- WRITTEN PROBLEM -
Using the material below, copy every line where "this" appears.

- DATA LISTING -
(begin)

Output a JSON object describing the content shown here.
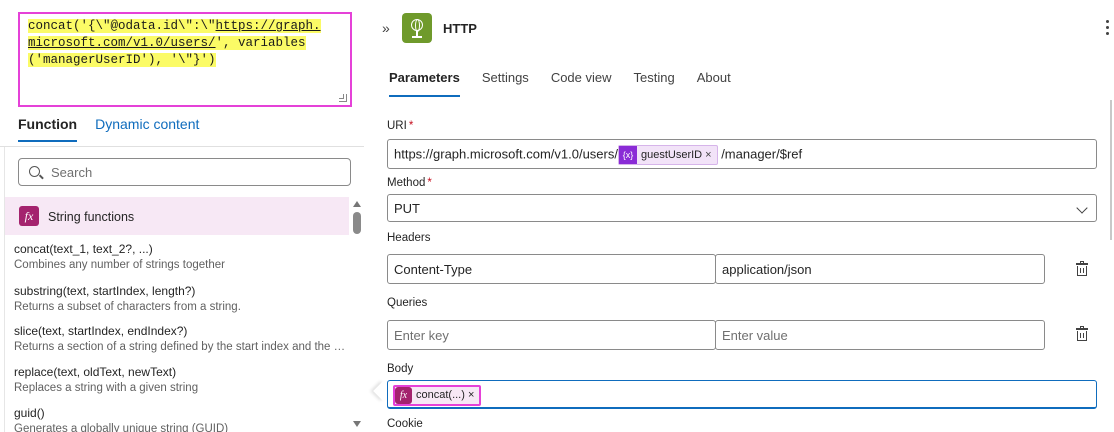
{
  "expression": {
    "lines": [
      {
        "pre": "concat('{\\\"@odata.id\\\":\\\"",
        "ul": "https://graph.",
        "post": ""
      },
      {
        "pre": "",
        "ul": "microsoft.com/v1.0/users/",
        "post": "', variables"
      },
      {
        "pre": "('managerUserID'), '\\\"}')",
        "ul": "",
        "post": ""
      }
    ]
  },
  "function_tabs": {
    "function": "Function",
    "dynamic": "Dynamic content"
  },
  "search": {
    "placeholder": "Search"
  },
  "category": {
    "icon": "fx-icon",
    "label": "String functions"
  },
  "functions": [
    {
      "name": "concat(text_1, text_2?, ...)",
      "desc": "Combines any number of strings together"
    },
    {
      "name": "substring(text, startIndex, length?)",
      "desc": "Returns a subset of characters from a string."
    },
    {
      "name": "slice(text, startIndex, endIndex?)",
      "desc": "Returns a section of a string defined by the start index and the end..."
    },
    {
      "name": "replace(text, oldText, newText)",
      "desc": "Replaces a string with a given string"
    },
    {
      "name": "guid()",
      "desc": "Generates a globally unique string (GUID)"
    }
  ],
  "action": {
    "title": "HTTP",
    "icon": "globe-icon",
    "color": "#6f9a2b",
    "tabs": [
      "Parameters",
      "Settings",
      "Code view",
      "Testing",
      "About"
    ]
  },
  "uri": {
    "label": "URI",
    "required": "*",
    "prefix": "https://graph.microsoft.com/v1.0/users/",
    "token_icon": "{x}",
    "token": "guestUserID",
    "token_x": "×",
    "suffix": "/manager/$ref"
  },
  "method": {
    "label": "Method",
    "required": "*",
    "value": "PUT"
  },
  "headers": {
    "label": "Headers",
    "key": "Content-Type",
    "value": "application/json"
  },
  "queries": {
    "label": "Queries",
    "key_placeholder": "Enter key",
    "value_placeholder": "Enter value"
  },
  "body": {
    "label": "Body",
    "token_icon": "fx",
    "token": "concat(...)",
    "token_x": "×"
  },
  "cookie": {
    "label": "Cookie"
  },
  "colors": {
    "accent": "#0f6cbd",
    "highlight": "#fbfb66",
    "focus_border": "#e541d8",
    "function_badge": "#a4236e"
  }
}
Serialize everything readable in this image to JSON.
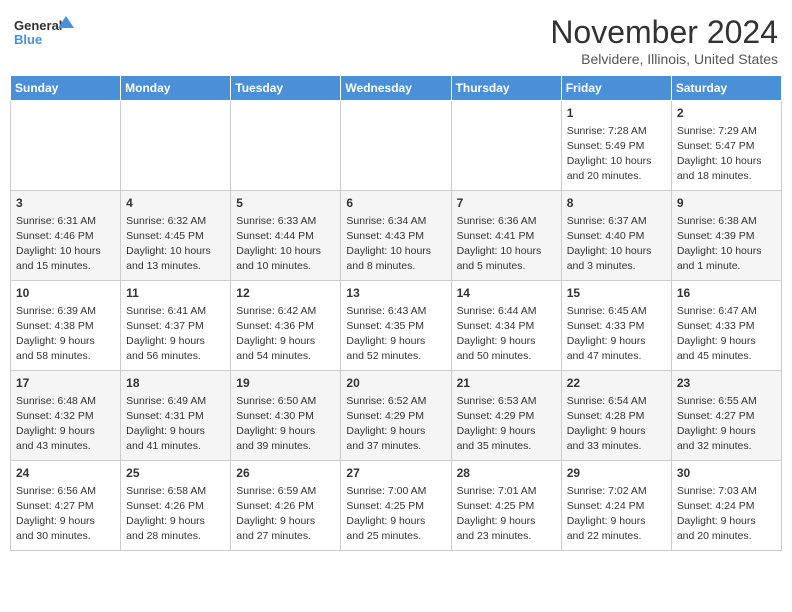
{
  "logo": {
    "line1": "General",
    "line2": "Blue"
  },
  "title": "November 2024",
  "subtitle": "Belvidere, Illinois, United States",
  "days_of_week": [
    "Sunday",
    "Monday",
    "Tuesday",
    "Wednesday",
    "Thursday",
    "Friday",
    "Saturday"
  ],
  "weeks": [
    [
      {
        "day": "",
        "info": ""
      },
      {
        "day": "",
        "info": ""
      },
      {
        "day": "",
        "info": ""
      },
      {
        "day": "",
        "info": ""
      },
      {
        "day": "",
        "info": ""
      },
      {
        "day": "1",
        "info": "Sunrise: 7:28 AM\nSunset: 5:49 PM\nDaylight: 10 hours\nand 20 minutes."
      },
      {
        "day": "2",
        "info": "Sunrise: 7:29 AM\nSunset: 5:47 PM\nDaylight: 10 hours\nand 18 minutes."
      }
    ],
    [
      {
        "day": "3",
        "info": "Sunrise: 6:31 AM\nSunset: 4:46 PM\nDaylight: 10 hours\nand 15 minutes."
      },
      {
        "day": "4",
        "info": "Sunrise: 6:32 AM\nSunset: 4:45 PM\nDaylight: 10 hours\nand 13 minutes."
      },
      {
        "day": "5",
        "info": "Sunrise: 6:33 AM\nSunset: 4:44 PM\nDaylight: 10 hours\nand 10 minutes."
      },
      {
        "day": "6",
        "info": "Sunrise: 6:34 AM\nSunset: 4:43 PM\nDaylight: 10 hours\nand 8 minutes."
      },
      {
        "day": "7",
        "info": "Sunrise: 6:36 AM\nSunset: 4:41 PM\nDaylight: 10 hours\nand 5 minutes."
      },
      {
        "day": "8",
        "info": "Sunrise: 6:37 AM\nSunset: 4:40 PM\nDaylight: 10 hours\nand 3 minutes."
      },
      {
        "day": "9",
        "info": "Sunrise: 6:38 AM\nSunset: 4:39 PM\nDaylight: 10 hours\nand 1 minute."
      }
    ],
    [
      {
        "day": "10",
        "info": "Sunrise: 6:39 AM\nSunset: 4:38 PM\nDaylight: 9 hours\nand 58 minutes."
      },
      {
        "day": "11",
        "info": "Sunrise: 6:41 AM\nSunset: 4:37 PM\nDaylight: 9 hours\nand 56 minutes."
      },
      {
        "day": "12",
        "info": "Sunrise: 6:42 AM\nSunset: 4:36 PM\nDaylight: 9 hours\nand 54 minutes."
      },
      {
        "day": "13",
        "info": "Sunrise: 6:43 AM\nSunset: 4:35 PM\nDaylight: 9 hours\nand 52 minutes."
      },
      {
        "day": "14",
        "info": "Sunrise: 6:44 AM\nSunset: 4:34 PM\nDaylight: 9 hours\nand 50 minutes."
      },
      {
        "day": "15",
        "info": "Sunrise: 6:45 AM\nSunset: 4:33 PM\nDaylight: 9 hours\nand 47 minutes."
      },
      {
        "day": "16",
        "info": "Sunrise: 6:47 AM\nSunset: 4:33 PM\nDaylight: 9 hours\nand 45 minutes."
      }
    ],
    [
      {
        "day": "17",
        "info": "Sunrise: 6:48 AM\nSunset: 4:32 PM\nDaylight: 9 hours\nand 43 minutes."
      },
      {
        "day": "18",
        "info": "Sunrise: 6:49 AM\nSunset: 4:31 PM\nDaylight: 9 hours\nand 41 minutes."
      },
      {
        "day": "19",
        "info": "Sunrise: 6:50 AM\nSunset: 4:30 PM\nDaylight: 9 hours\nand 39 minutes."
      },
      {
        "day": "20",
        "info": "Sunrise: 6:52 AM\nSunset: 4:29 PM\nDaylight: 9 hours\nand 37 minutes."
      },
      {
        "day": "21",
        "info": "Sunrise: 6:53 AM\nSunset: 4:29 PM\nDaylight: 9 hours\nand 35 minutes."
      },
      {
        "day": "22",
        "info": "Sunrise: 6:54 AM\nSunset: 4:28 PM\nDaylight: 9 hours\nand 33 minutes."
      },
      {
        "day": "23",
        "info": "Sunrise: 6:55 AM\nSunset: 4:27 PM\nDaylight: 9 hours\nand 32 minutes."
      }
    ],
    [
      {
        "day": "24",
        "info": "Sunrise: 6:56 AM\nSunset: 4:27 PM\nDaylight: 9 hours\nand 30 minutes."
      },
      {
        "day": "25",
        "info": "Sunrise: 6:58 AM\nSunset: 4:26 PM\nDaylight: 9 hours\nand 28 minutes."
      },
      {
        "day": "26",
        "info": "Sunrise: 6:59 AM\nSunset: 4:26 PM\nDaylight: 9 hours\nand 27 minutes."
      },
      {
        "day": "27",
        "info": "Sunrise: 7:00 AM\nSunset: 4:25 PM\nDaylight: 9 hours\nand 25 minutes."
      },
      {
        "day": "28",
        "info": "Sunrise: 7:01 AM\nSunset: 4:25 PM\nDaylight: 9 hours\nand 23 minutes."
      },
      {
        "day": "29",
        "info": "Sunrise: 7:02 AM\nSunset: 4:24 PM\nDaylight: 9 hours\nand 22 minutes."
      },
      {
        "day": "30",
        "info": "Sunrise: 7:03 AM\nSunset: 4:24 PM\nDaylight: 9 hours\nand 20 minutes."
      }
    ]
  ]
}
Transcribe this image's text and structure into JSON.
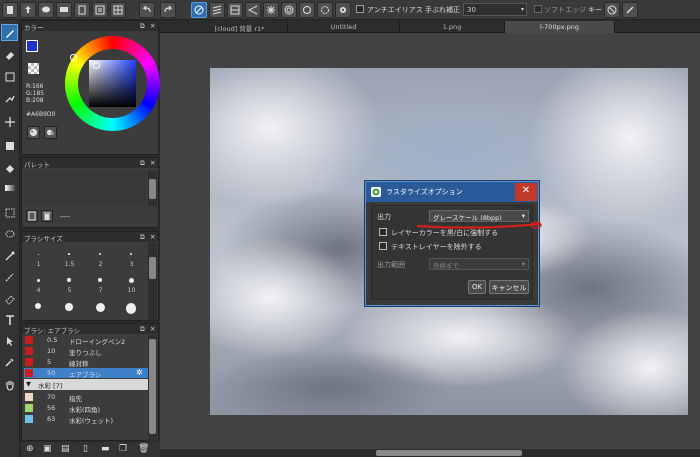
{
  "toolbar": {
    "antialias_label": "アンチエイリアス",
    "stabilizer_label": "手ぶれ補正",
    "stabilizer_value": "30",
    "soft_edge_label": "ソフトエッジ",
    "key_label": "キー"
  },
  "tools": [
    {
      "icon": "brush-icon"
    },
    {
      "icon": "eraser-icon"
    },
    {
      "icon": "lasso-icon"
    },
    {
      "icon": "magic-wand-icon"
    },
    {
      "icon": "move-icon"
    },
    {
      "icon": "select-rect-icon"
    },
    {
      "icon": "fill-bucket-icon"
    },
    {
      "icon": "gradient-icon"
    },
    {
      "icon": "select-dotted-icon"
    },
    {
      "icon": "lasso-select-icon"
    },
    {
      "icon": "wand-select-icon"
    },
    {
      "icon": "select-pen-icon"
    },
    {
      "icon": "select-eraser-icon"
    },
    {
      "icon": "text-icon"
    },
    {
      "icon": "operation-icon"
    },
    {
      "icon": "eyedropper-icon"
    },
    {
      "icon": "hand-icon"
    }
  ],
  "color_panel": {
    "title": "カラー",
    "r_label": "R:166",
    "g_label": "G:185",
    "b_label": "B:208",
    "hex_label": "#A6B9D0"
  },
  "palette_panel": {
    "title": "パレット",
    "placeholder": "----"
  },
  "brush_size_panel": {
    "title": "ブラシサイズ",
    "sizes": [
      "1",
      "1.5",
      "2",
      "3",
      "4",
      "5",
      "7",
      "10"
    ]
  },
  "brush_panel": {
    "title": "ブラシ: エアブラシ",
    "rows": [
      {
        "size": "0.5",
        "name": "ドローイングペン2",
        "color": "#c81e1e"
      },
      {
        "size": "10",
        "name": "塗りつぶし",
        "color": "#c81e1e"
      },
      {
        "size": "5",
        "name": "線対称",
        "color": "#c81e1e"
      },
      {
        "size": "50",
        "name": "エアブラシ",
        "color": "#c81e1e",
        "selected": true
      }
    ],
    "group_label": "水彩 [7]",
    "group_rows": [
      {
        "size": "70",
        "name": "指先",
        "color": "#f0d8c0"
      },
      {
        "size": "56",
        "name": "水彩(四角)",
        "color": "#a0d870"
      },
      {
        "size": "63",
        "name": "水彩(ウェット)",
        "color": "#70c0e8"
      }
    ]
  },
  "tabs": [
    {
      "label": "[cloud] 背景 r1*"
    },
    {
      "label": "Untitled"
    },
    {
      "label": "1.png"
    },
    {
      "label": "l-700px.png",
      "active": true
    }
  ],
  "dialog": {
    "title": "ラスタライズオプション",
    "output_label": "出力",
    "output_value": "グレースケール (8bpp)",
    "check1": "レイヤーカラーを黒/白に強制する",
    "check2": "テキストレイヤーを除外する",
    "range_label": "出力範囲",
    "range_value": "外枠まで",
    "ok_label": "OK",
    "cancel_label": "キャンセル"
  },
  "colors": {
    "accent": "#2f6fb0",
    "dialog_title": "#2a5a98",
    "close": "#c0392b",
    "annotation": "#d0201c"
  }
}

(end)

- ANSWER BELOW -
Serialize everything readable in this image to JSON.
Transcribe this image's text and structure into JSON.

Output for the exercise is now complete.